• [Dataset content]:

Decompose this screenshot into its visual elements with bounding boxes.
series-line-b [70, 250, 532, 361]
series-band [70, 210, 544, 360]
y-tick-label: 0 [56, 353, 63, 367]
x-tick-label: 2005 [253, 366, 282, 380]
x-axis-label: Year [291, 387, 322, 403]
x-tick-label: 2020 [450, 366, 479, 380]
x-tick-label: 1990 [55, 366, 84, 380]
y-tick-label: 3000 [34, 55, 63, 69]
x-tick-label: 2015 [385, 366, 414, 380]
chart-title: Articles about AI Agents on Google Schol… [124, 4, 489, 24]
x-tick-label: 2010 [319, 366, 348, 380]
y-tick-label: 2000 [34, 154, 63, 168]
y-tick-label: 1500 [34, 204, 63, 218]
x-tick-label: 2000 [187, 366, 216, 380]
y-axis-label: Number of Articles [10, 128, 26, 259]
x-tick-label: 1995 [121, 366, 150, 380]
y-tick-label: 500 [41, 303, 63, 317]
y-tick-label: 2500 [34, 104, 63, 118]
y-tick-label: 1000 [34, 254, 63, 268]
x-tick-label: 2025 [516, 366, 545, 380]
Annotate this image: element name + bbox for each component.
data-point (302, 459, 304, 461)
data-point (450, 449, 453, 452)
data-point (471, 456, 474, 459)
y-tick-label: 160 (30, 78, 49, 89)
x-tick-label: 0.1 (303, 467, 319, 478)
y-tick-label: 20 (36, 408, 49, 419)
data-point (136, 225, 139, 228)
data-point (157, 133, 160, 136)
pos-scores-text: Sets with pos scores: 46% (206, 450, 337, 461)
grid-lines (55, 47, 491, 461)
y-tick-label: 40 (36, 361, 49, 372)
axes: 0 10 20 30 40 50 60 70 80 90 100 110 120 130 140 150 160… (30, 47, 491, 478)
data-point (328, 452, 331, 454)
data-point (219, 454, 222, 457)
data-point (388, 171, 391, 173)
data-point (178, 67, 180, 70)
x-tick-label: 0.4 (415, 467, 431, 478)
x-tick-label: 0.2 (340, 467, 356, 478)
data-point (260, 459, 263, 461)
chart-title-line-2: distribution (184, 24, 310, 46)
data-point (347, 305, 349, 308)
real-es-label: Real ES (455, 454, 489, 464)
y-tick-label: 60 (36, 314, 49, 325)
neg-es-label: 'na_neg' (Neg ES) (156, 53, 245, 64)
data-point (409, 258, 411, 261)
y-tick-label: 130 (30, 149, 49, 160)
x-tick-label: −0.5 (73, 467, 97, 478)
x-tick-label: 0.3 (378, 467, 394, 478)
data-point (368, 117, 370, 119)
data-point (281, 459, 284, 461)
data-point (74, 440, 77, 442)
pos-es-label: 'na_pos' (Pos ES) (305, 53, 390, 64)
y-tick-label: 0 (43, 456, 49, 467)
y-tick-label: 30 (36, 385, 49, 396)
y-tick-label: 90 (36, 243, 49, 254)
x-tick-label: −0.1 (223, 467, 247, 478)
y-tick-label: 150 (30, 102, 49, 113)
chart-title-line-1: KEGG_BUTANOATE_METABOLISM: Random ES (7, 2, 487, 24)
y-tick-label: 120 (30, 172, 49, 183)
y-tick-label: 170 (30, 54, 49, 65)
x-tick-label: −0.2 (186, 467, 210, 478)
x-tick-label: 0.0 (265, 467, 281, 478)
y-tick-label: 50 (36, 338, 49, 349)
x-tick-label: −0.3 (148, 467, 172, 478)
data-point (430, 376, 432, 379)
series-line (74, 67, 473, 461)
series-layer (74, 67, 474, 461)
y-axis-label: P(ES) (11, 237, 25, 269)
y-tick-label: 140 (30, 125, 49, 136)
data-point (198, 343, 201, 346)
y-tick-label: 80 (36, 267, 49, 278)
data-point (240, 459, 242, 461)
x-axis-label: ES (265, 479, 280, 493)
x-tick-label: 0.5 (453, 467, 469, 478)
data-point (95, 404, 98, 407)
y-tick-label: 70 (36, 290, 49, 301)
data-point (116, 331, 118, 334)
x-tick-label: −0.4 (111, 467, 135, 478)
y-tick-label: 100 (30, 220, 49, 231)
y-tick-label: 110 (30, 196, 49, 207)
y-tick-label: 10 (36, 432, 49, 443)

• [Set task]: Copy every line of the data above verbatim, keeping the original order.

• [Task solution]:
Decompose this screenshot into its visual elements with bounding boxes.
series-line-b [70, 250, 532, 361]
series-band [70, 210, 544, 360]
y-tick-label: 0 [56, 353, 63, 367]
x-tick-label: 2005 [253, 366, 282, 380]
x-axis-label: Year [291, 387, 322, 403]
x-tick-label: 2020 [450, 366, 479, 380]
x-tick-label: 1990 [55, 366, 84, 380]
y-tick-label: 3000 [34, 55, 63, 69]
x-tick-label: 2015 [385, 366, 414, 380]
chart-title: Articles about AI Agents on Google Schol… [124, 4, 489, 24]
x-tick-label: 2010 [319, 366, 348, 380]
y-tick-label: 2000 [34, 154, 63, 168]
y-tick-label: 1500 [34, 204, 63, 218]
x-tick-label: 2000 [187, 366, 216, 380]
y-axis-label: Number of Articles [10, 128, 26, 259]
x-tick-label: 1995 [121, 366, 150, 380]
y-tick-label: 500 [41, 303, 63, 317]
y-tick-label: 2500 [34, 104, 63, 118]
y-tick-label: 1000 [34, 254, 63, 268]
x-tick-label: 2025 [516, 366, 545, 380]
Annotate this image: element name + bbox for each component.
data-point (302, 459, 304, 461)
data-point (450, 449, 453, 452)
data-point (471, 456, 474, 459)
y-tick-label: 160 (30, 78, 49, 89)
x-tick-label: 0.1 (303, 467, 319, 478)
y-tick-label: 20 (36, 408, 49, 419)
data-point (136, 225, 139, 228)
data-point (157, 133, 160, 136)
pos-scores-text: Sets with pos scores: 46% (206, 450, 337, 461)
grid-lines (55, 47, 491, 461)
y-tick-label: 40 (36, 361, 49, 372)
axes: 0 10 20 30 40 50 60 70 80 90 100 110 120 130 140 150 160… (30, 47, 491, 478)
data-point (328, 452, 331, 454)
data-point (219, 454, 222, 457)
data-point (388, 171, 391, 173)
data-point (178, 67, 180, 70)
x-tick-label: 0.4 (415, 467, 431, 478)
x-tick-label: 0.2 (340, 467, 356, 478)
data-point (260, 459, 263, 461)
chart-title-line-2: distribution (184, 24, 310, 46)
data-point (347, 305, 349, 308)
real-es-label: Real ES (455, 454, 489, 464)
y-tick-label: 60 (36, 314, 49, 325)
neg-es-label: 'na_neg' (Neg ES) (156, 53, 245, 64)
data-point (409, 258, 411, 261)
y-tick-label: 130 (30, 149, 49, 160)
x-tick-label: −0.5 (73, 467, 97, 478)
x-tick-label: 0.3 (378, 467, 394, 478)
data-point (368, 117, 370, 119)
data-point (281, 459, 284, 461)
data-point (74, 440, 77, 442)
pos-es-label: 'na_pos' (Pos ES) (305, 53, 390, 64)
y-tick-label: 0 (43, 456, 49, 467)
y-tick-label: 30 (36, 385, 49, 396)
y-tick-label: 90 (36, 243, 49, 254)
x-tick-label: −0.1 (223, 467, 247, 478)
y-tick-label: 150 (30, 102, 49, 113)
chart-title-line-1: KEGG_BUTANOATE_METABOLISM: Random ES (7, 2, 487, 24)
y-tick-label: 120 (30, 172, 49, 183)
y-tick-label: 170 (30, 54, 49, 65)
x-tick-label: −0.2 (186, 467, 210, 478)
x-tick-label: 0.0 (265, 467, 281, 478)
y-tick-label: 50 (36, 338, 49, 349)
x-tick-label: −0.3 (148, 467, 172, 478)
data-point (430, 376, 432, 379)
series-line (74, 67, 473, 461)
series-layer (74, 67, 474, 461)
y-axis-label: P(ES) (11, 237, 25, 269)
y-tick-label: 140 (30, 125, 49, 136)
data-point (198, 343, 201, 346)
y-tick-label: 80 (36, 267, 49, 278)
data-point (240, 459, 242, 461)
x-axis-label: ES (265, 479, 280, 493)
x-tick-label: 0.5 (453, 467, 469, 478)
data-point (95, 404, 98, 407)
y-tick-label: 70 (36, 290, 49, 301)
data-point (116, 331, 118, 334)
x-tick-label: −0.4 (111, 467, 135, 478)
y-tick-label: 100 (30, 220, 49, 231)
y-tick-label: 110 (30, 196, 49, 207)
y-tick-label: 10 (36, 432, 49, 443)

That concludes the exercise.